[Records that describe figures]
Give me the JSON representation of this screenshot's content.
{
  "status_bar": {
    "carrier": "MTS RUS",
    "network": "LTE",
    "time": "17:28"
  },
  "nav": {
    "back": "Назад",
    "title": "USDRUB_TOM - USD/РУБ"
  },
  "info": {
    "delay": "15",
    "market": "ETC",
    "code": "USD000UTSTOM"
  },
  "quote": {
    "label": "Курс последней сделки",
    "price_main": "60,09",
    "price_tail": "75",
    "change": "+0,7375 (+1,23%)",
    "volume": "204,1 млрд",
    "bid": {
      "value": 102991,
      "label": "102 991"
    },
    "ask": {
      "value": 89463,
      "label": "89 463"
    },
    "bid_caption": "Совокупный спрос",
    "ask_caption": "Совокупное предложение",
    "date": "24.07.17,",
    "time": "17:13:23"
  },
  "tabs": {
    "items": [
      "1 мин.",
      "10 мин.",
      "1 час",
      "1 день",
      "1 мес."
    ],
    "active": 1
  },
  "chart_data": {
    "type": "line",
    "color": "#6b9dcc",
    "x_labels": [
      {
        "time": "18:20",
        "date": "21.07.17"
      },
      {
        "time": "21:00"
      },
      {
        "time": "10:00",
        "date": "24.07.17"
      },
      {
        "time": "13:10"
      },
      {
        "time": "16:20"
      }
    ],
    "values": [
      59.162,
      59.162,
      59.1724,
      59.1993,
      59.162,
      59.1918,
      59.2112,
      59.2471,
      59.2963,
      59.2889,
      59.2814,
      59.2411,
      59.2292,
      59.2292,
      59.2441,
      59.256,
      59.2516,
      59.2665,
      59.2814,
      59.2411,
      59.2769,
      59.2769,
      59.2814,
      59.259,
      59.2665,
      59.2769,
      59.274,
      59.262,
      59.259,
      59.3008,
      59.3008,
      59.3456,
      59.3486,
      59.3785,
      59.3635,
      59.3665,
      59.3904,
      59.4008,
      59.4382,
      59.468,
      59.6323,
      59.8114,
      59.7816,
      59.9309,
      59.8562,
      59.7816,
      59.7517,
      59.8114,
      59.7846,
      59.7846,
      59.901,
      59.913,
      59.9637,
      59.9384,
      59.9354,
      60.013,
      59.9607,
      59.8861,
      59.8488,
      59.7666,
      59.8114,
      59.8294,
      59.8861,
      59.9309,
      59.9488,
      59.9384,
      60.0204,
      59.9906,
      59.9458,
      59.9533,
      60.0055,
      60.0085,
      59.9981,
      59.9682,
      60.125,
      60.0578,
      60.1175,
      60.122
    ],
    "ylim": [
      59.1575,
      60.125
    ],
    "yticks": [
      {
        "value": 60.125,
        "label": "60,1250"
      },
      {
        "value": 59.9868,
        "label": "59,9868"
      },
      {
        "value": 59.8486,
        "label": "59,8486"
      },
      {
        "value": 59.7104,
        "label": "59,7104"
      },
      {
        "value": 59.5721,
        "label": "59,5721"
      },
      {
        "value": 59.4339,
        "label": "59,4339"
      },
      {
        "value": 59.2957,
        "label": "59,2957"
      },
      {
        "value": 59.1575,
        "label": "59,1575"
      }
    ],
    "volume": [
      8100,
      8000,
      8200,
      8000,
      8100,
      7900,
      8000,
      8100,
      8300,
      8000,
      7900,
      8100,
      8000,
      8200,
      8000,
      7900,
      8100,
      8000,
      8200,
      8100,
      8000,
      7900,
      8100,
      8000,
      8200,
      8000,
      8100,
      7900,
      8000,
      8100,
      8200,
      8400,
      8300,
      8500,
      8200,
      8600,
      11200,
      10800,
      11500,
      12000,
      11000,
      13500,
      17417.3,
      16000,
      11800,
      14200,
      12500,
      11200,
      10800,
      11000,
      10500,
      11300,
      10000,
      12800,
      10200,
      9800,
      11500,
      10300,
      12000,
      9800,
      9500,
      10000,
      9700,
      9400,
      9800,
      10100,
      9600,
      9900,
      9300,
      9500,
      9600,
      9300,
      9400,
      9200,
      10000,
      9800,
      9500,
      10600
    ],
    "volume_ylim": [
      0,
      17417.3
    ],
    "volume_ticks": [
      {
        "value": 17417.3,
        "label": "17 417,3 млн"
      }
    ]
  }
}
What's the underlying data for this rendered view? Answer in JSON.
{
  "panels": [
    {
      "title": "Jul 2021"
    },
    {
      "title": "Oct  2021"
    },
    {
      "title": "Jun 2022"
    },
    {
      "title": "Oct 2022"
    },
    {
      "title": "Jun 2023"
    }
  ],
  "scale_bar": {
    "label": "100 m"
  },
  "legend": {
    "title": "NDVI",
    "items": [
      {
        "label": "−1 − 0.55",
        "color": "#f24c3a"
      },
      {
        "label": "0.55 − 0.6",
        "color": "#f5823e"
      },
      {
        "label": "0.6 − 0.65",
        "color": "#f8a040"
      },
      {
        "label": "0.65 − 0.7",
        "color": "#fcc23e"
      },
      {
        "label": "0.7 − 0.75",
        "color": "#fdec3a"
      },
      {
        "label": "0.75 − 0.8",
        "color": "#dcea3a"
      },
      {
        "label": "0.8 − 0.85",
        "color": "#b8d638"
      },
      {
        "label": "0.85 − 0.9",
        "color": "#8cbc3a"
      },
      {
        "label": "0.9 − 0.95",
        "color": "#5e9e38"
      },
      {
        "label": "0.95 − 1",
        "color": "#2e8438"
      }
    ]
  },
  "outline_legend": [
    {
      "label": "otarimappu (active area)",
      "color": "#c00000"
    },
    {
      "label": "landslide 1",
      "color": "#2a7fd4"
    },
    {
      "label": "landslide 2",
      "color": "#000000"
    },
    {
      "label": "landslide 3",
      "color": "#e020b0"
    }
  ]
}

▸ **What this task involves**: How many of the lines above include the word "landslide"? Respond with the number alone.

▸ **Answer to the problem**: 3